Search the material for "name" and show all lines that contain it.
####
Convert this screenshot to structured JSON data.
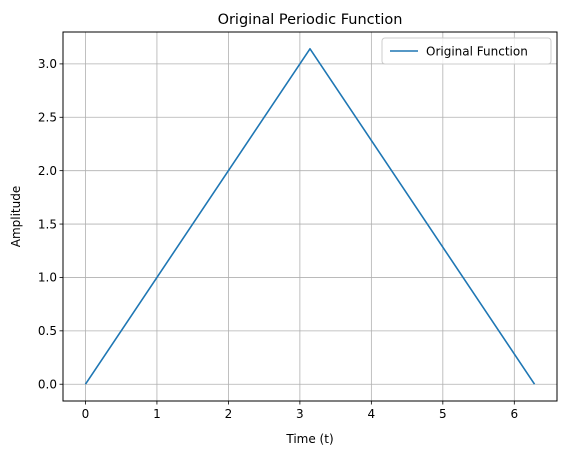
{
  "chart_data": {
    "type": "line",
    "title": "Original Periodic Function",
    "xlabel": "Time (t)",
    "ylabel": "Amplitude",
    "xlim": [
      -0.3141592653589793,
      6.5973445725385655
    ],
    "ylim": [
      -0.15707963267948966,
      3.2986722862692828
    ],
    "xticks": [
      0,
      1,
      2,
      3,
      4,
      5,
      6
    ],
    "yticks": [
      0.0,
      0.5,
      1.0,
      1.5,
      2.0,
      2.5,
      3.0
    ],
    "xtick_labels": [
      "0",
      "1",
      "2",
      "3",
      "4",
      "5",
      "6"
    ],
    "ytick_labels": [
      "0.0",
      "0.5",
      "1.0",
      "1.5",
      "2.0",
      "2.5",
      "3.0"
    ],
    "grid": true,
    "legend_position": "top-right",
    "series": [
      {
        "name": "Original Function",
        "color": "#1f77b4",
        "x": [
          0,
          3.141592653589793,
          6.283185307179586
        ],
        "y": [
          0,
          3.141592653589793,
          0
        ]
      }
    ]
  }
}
####
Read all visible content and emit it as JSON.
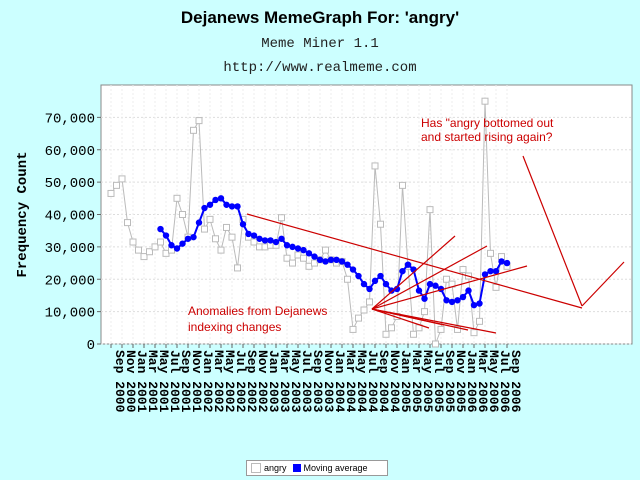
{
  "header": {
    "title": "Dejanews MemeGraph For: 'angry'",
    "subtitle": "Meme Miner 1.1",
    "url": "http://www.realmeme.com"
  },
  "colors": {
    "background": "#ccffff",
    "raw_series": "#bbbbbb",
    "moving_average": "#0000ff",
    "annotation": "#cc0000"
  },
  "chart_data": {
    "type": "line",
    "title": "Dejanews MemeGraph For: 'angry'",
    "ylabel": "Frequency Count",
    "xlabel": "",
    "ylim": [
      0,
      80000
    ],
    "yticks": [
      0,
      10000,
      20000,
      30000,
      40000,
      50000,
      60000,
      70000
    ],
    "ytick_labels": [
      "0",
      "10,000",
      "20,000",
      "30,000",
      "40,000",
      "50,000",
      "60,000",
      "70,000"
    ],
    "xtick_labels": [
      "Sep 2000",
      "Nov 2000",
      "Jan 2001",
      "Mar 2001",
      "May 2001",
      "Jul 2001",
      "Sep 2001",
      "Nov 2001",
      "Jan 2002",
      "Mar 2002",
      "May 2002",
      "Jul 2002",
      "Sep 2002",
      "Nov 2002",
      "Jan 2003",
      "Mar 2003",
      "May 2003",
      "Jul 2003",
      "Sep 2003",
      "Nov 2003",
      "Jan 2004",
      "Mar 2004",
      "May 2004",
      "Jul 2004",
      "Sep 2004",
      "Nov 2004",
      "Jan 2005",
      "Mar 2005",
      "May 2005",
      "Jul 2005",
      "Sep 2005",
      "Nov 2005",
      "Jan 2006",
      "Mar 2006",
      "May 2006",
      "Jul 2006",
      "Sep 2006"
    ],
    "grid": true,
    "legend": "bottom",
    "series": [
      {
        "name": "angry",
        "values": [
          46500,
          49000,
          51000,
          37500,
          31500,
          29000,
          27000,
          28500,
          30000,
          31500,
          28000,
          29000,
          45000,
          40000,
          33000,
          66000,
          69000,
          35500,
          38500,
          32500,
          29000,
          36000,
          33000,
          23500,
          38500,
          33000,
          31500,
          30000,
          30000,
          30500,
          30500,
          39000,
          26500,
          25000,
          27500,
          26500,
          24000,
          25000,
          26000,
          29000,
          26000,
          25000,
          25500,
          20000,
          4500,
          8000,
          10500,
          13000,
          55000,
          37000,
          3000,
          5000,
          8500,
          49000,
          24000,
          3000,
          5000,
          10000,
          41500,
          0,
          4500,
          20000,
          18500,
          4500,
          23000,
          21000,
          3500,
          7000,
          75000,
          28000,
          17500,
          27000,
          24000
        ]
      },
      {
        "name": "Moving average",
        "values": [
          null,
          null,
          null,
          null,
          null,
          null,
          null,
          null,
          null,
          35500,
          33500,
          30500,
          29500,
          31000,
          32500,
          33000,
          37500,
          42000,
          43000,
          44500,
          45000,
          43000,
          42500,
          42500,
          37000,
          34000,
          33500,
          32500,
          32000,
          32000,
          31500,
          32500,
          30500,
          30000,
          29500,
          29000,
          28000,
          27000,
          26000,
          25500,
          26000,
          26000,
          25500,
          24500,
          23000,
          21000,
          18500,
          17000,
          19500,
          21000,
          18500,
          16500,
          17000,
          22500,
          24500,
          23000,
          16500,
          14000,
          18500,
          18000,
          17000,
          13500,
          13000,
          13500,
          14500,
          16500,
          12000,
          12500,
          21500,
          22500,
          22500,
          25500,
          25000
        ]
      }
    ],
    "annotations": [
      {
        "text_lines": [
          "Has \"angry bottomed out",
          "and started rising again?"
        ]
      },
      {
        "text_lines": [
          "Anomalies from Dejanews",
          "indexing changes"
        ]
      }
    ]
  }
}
####
▸ **OUTPUT FOR THIS EXERCISE**
        "name": "Original Function",
        "name": "angry",
        "name": "Moving average",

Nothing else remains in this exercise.